[Required task]
State how many lines of the entries hold the string "Szpitala". Reply with the number alone.

Recorded data
□ □ □ □

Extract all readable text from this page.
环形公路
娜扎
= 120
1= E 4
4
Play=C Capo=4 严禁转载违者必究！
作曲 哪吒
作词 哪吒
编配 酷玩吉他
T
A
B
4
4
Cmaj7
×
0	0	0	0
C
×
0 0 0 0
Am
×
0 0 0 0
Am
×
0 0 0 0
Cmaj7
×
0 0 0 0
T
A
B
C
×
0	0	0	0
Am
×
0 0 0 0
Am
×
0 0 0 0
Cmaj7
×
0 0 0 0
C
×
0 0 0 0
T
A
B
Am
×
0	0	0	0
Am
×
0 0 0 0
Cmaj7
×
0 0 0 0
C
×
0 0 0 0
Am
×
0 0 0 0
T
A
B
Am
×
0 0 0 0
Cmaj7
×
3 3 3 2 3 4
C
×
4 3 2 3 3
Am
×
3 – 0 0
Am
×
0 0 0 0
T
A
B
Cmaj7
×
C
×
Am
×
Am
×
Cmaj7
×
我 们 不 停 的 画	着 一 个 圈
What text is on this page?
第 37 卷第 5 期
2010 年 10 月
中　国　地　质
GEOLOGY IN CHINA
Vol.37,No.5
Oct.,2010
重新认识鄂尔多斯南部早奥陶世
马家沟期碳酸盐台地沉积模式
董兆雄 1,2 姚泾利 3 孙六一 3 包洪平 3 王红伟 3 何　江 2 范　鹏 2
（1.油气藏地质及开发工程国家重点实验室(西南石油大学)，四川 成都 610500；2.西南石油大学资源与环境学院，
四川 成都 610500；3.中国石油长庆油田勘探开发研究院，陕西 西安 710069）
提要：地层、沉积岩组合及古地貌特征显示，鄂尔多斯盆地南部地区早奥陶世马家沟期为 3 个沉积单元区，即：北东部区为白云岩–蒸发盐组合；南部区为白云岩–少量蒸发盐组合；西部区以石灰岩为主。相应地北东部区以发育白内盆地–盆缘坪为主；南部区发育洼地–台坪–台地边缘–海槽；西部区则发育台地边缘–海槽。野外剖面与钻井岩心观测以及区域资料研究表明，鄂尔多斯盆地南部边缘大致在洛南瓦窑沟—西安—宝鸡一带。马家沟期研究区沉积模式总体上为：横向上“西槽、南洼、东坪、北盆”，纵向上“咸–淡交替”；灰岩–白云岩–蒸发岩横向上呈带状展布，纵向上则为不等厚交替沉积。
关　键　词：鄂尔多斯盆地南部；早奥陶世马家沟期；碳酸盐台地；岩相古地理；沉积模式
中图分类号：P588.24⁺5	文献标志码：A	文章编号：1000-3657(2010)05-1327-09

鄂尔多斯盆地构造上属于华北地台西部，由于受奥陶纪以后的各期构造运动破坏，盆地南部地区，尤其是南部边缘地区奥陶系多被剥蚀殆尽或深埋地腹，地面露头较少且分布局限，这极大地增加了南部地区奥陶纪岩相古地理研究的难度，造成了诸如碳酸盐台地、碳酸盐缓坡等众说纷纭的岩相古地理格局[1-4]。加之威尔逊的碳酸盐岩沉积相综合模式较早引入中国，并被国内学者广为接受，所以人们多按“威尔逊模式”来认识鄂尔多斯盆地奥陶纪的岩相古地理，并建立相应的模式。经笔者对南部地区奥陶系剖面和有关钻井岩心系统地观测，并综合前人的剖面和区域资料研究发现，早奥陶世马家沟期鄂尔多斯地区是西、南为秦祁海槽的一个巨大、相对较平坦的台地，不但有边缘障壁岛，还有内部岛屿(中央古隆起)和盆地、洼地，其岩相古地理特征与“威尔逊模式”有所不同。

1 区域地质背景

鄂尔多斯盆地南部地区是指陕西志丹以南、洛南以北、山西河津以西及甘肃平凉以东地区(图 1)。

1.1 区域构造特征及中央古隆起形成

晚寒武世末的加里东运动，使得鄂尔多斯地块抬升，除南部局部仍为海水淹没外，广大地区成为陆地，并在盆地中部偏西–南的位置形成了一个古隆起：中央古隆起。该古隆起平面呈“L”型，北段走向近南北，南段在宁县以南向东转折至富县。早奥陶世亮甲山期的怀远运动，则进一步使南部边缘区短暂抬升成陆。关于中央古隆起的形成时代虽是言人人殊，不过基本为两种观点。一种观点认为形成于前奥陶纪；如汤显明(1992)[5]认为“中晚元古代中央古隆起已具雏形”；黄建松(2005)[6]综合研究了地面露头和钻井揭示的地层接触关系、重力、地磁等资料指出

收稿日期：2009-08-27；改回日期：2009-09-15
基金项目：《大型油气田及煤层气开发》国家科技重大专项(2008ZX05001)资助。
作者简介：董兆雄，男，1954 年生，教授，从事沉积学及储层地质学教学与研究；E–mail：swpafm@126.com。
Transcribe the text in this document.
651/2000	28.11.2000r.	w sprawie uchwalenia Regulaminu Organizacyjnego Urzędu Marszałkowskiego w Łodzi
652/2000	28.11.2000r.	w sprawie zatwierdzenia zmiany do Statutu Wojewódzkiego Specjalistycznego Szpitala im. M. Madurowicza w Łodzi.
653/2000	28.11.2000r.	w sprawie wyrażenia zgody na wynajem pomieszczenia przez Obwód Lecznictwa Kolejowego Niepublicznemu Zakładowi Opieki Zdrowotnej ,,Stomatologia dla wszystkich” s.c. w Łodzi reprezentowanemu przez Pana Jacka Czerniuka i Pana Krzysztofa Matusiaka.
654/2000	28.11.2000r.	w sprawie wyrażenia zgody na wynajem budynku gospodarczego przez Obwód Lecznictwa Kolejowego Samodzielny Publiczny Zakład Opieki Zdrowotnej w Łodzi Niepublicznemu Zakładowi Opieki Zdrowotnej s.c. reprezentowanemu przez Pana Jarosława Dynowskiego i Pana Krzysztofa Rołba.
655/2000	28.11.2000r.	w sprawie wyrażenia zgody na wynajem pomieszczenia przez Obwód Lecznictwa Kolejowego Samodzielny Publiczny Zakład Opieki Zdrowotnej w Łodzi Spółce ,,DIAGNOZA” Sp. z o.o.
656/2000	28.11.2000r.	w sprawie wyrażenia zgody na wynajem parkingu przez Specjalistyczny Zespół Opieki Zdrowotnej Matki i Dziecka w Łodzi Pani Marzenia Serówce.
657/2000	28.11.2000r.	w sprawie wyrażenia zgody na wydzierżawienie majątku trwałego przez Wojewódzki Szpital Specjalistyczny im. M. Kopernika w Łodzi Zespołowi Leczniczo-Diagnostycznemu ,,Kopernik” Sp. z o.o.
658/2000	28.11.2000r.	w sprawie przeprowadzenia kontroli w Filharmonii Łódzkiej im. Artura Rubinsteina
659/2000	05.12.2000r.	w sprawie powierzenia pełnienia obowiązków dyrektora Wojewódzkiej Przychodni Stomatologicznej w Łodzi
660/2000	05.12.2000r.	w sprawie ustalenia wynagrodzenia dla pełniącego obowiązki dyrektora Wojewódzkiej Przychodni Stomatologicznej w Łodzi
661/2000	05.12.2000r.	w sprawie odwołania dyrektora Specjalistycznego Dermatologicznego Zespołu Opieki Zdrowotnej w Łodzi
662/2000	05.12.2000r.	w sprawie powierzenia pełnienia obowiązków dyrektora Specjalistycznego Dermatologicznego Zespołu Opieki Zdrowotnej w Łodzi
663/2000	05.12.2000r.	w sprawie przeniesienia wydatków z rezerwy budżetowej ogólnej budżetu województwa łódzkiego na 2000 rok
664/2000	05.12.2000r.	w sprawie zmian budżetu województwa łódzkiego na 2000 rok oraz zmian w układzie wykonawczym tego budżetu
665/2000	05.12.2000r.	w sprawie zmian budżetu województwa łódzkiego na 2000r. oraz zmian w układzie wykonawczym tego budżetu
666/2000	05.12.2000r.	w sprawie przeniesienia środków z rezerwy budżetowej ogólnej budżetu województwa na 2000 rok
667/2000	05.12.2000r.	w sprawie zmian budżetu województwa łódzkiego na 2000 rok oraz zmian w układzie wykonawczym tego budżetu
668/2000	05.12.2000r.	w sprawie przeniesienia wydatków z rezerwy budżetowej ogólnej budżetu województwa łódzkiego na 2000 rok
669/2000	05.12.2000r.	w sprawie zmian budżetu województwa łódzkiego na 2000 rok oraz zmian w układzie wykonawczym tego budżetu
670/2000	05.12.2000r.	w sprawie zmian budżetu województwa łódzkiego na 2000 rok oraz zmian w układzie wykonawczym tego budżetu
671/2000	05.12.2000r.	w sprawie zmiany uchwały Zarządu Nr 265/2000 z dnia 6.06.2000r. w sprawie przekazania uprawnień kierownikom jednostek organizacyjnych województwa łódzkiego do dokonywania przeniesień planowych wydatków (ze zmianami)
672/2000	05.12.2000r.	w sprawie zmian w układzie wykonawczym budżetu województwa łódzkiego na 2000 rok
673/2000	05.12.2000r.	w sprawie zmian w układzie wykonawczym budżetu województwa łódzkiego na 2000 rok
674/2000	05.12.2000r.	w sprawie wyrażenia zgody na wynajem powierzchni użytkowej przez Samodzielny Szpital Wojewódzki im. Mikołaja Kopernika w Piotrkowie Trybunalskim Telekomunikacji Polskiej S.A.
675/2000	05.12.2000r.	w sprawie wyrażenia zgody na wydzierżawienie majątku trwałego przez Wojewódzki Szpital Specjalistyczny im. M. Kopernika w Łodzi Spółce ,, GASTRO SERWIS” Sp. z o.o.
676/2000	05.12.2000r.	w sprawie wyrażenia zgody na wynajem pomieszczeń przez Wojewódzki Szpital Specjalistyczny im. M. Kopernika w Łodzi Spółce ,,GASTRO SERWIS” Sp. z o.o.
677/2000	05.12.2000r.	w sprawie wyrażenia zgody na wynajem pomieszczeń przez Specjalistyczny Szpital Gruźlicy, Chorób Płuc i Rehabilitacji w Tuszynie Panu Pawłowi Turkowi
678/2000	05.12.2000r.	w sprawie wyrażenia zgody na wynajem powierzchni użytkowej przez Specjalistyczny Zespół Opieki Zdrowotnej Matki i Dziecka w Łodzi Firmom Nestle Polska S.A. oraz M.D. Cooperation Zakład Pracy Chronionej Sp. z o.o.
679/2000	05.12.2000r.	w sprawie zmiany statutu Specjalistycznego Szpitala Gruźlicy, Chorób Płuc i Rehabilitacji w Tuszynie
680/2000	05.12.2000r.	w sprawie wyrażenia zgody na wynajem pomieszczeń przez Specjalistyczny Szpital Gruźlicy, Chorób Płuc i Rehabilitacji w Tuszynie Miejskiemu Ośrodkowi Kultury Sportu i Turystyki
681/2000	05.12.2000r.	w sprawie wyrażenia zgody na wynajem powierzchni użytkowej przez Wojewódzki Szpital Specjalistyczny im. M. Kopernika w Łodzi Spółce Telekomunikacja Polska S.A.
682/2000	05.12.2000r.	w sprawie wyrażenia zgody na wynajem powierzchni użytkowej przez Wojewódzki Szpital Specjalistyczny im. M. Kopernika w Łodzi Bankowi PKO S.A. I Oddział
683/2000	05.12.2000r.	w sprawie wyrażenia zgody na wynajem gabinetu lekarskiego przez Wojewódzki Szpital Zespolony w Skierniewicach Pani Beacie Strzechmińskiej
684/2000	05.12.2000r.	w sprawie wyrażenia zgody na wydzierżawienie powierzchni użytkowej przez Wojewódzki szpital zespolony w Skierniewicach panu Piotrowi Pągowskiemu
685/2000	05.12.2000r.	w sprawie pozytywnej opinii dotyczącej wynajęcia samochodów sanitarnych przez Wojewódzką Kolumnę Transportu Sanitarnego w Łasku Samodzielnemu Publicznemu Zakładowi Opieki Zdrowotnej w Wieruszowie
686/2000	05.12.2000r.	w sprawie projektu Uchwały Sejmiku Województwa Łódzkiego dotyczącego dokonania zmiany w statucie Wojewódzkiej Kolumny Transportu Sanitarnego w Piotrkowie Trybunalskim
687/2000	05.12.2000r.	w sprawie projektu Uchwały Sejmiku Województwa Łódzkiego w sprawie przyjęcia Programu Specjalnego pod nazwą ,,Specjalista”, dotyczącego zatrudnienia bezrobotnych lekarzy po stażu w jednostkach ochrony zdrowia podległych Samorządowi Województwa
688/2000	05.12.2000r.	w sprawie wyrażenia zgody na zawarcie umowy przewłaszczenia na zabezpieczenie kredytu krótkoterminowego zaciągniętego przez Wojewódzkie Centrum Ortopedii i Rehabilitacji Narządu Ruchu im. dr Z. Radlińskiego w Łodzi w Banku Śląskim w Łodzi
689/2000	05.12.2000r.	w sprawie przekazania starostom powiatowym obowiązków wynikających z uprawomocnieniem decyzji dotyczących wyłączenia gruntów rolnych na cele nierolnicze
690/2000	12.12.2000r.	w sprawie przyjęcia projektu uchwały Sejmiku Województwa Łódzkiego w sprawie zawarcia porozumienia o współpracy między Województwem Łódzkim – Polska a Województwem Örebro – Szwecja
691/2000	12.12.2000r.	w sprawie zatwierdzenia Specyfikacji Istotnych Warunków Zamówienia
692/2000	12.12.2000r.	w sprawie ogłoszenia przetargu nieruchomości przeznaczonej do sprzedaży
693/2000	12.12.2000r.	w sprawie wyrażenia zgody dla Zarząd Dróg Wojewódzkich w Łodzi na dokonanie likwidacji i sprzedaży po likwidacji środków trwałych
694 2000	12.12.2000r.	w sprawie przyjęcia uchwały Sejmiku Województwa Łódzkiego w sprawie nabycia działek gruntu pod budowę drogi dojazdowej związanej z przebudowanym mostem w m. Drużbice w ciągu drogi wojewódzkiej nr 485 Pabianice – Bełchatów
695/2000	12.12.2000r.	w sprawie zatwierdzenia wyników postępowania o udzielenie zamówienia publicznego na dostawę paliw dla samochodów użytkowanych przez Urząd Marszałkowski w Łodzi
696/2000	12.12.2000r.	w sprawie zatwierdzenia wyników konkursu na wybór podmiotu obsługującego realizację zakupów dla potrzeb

□ □ □ □

[Exercise output]
2